Leave out the pictures and copy each record below exactly.

SOURCE DATA ::
::::::

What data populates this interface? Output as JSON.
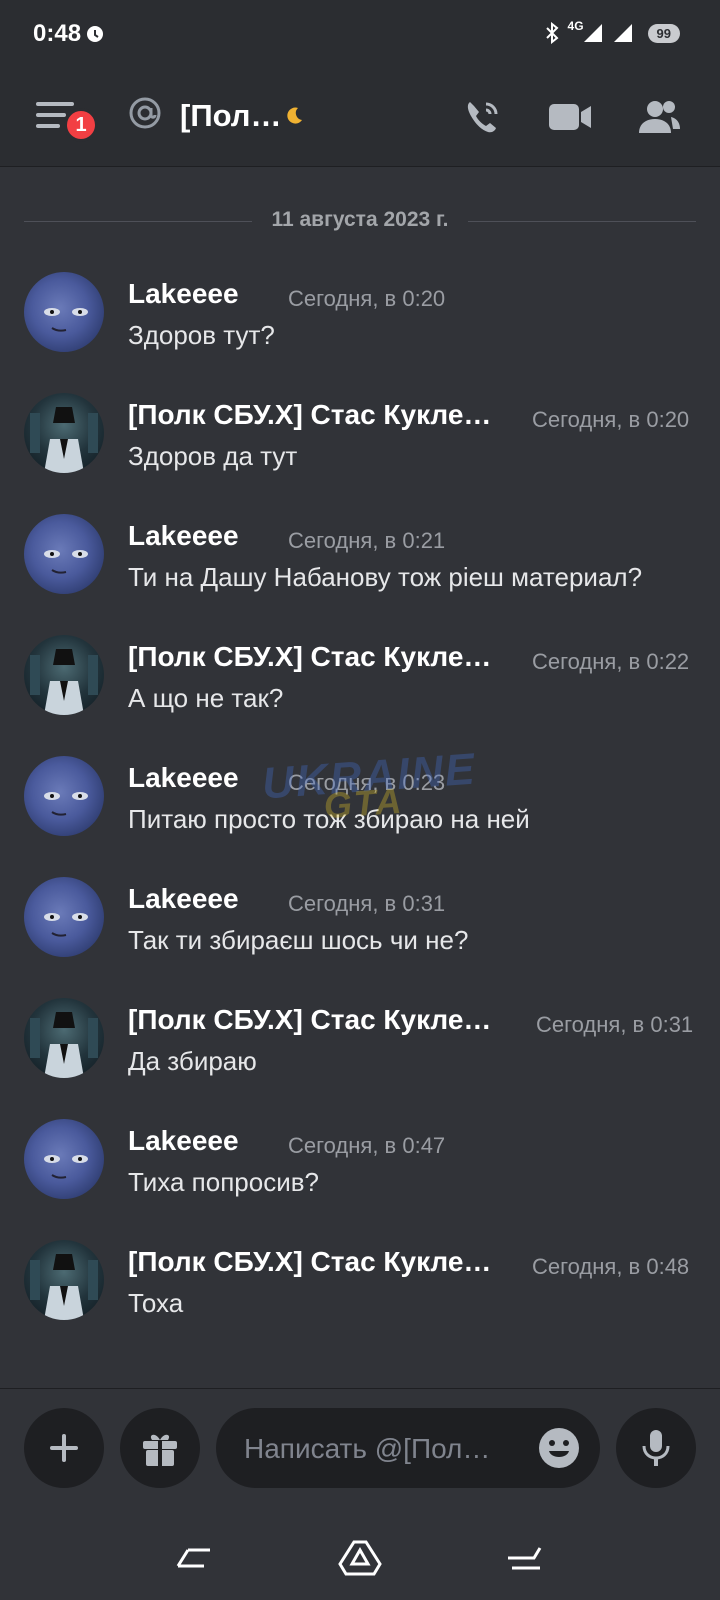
{
  "status_bar": {
    "time": "0:48",
    "network": "4G",
    "battery": "99"
  },
  "header": {
    "unread_count": "1",
    "channel_name": "[Пол…"
  },
  "date_divider": "11 августа 2023 г.",
  "messages": [
    {
      "author": "Lakeeee",
      "time": "Сегодня, в 0:20",
      "text": "Здоров тут?",
      "avatar": "blue-face"
    },
    {
      "author": "[Полк СБУ.X] Стас Кукле…",
      "time": "Сегодня, в 0:20",
      "text": "Здоров да тут",
      "avatar": "masked-figure"
    },
    {
      "author": "Lakeeee",
      "time": "Сегодня, в 0:21",
      "text": "Ти на Дашу Набанову тож рieш материал?",
      "avatar": "blue-face"
    },
    {
      "author": "[Полк СБУ.X] Стас Кукле…",
      "time": "Сегодня, в 0:22",
      "text": "А що не так?",
      "avatar": "masked-figure"
    },
    {
      "author": "Lakeeee",
      "time": "Сегодня, в 0:23",
      "text": "Питаю просто тож збираю на ней",
      "avatar": "blue-face"
    },
    {
      "author": "Lakeeee",
      "time": "Сегодня, в 0:31",
      "text": "Так ти збираєш шось чи не?",
      "avatar": "blue-face"
    },
    {
      "author": "[Полк СБУ.X] Стас Кукле…",
      "time": "Сегодня, в 0:31",
      "text": "Да збираю",
      "avatar": "masked-figure"
    },
    {
      "author": "Lakeeee",
      "time": "Сегодня, в 0:47",
      "text": "Тиха попросив?",
      "avatar": "blue-face"
    },
    {
      "author": "[Полк СБУ.X] Стас Кукле…",
      "time": "Сегодня, в 0:48",
      "text": "Тоха",
      "avatar": "masked-figure"
    }
  ],
  "composer": {
    "placeholder": "Написать @[Пол…"
  },
  "watermark": {
    "line1": "UKRAINE",
    "line2": "GTA"
  },
  "colors": {
    "background": "#313338",
    "header": "#2b2d31",
    "badge": "#f23f43",
    "input": "#1e1f22"
  }
}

::::::

EXPECTED OUTPUT ::
What data populates this interface? Output as JSON.
{
  "status_bar": {
    "time": "0:48",
    "network": "4G",
    "battery": "99"
  },
  "header": {
    "unread_count": "1",
    "channel_name": "[Пол…"
  },
  "date_divider": "11 августа 2023 г.",
  "messages": [
    {
      "author": "Lakeeee",
      "time": "Сегодня, в 0:20",
      "text": "Здоров тут?",
      "avatar": "blue-face"
    },
    {
      "author": "[Полк СБУ.X] Стас Кукле…",
      "time": "Сегодня, в 0:20",
      "text": "Здоров да тут",
      "avatar": "masked-figure"
    },
    {
      "author": "Lakeeee",
      "time": "Сегодня, в 0:21",
      "text": "Ти на Дашу Набанову тож рieш материал?",
      "avatar": "blue-face"
    },
    {
      "author": "[Полк СБУ.X] Стас Кукле…",
      "time": "Сегодня, в 0:22",
      "text": "А що не так?",
      "avatar": "masked-figure"
    },
    {
      "author": "Lakeeee",
      "time": "Сегодня, в 0:23",
      "text": "Питаю просто тож збираю на ней",
      "avatar": "blue-face"
    },
    {
      "author": "Lakeeee",
      "time": "Сегодня, в 0:31",
      "text": "Так ти збираєш шось чи не?",
      "avatar": "blue-face"
    },
    {
      "author": "[Полк СБУ.X] Стас Кукле…",
      "time": "Сегодня, в 0:31",
      "text": "Да збираю",
      "avatar": "masked-figure"
    },
    {
      "author": "Lakeeee",
      "time": "Сегодня, в 0:47",
      "text": "Тиха попросив?",
      "avatar": "blue-face"
    },
    {
      "author": "[Полк СБУ.X] Стас Кукле…",
      "time": "Сегодня, в 0:48",
      "text": "Тоха",
      "avatar": "masked-figure"
    }
  ],
  "composer": {
    "placeholder": "Написать @[Пол…"
  },
  "watermark": {
    "line1": "UKRAINE",
    "line2": "GTA"
  },
  "colors": {
    "background": "#313338",
    "header": "#2b2d31",
    "badge": "#f23f43",
    "input": "#1e1f22"
  }
}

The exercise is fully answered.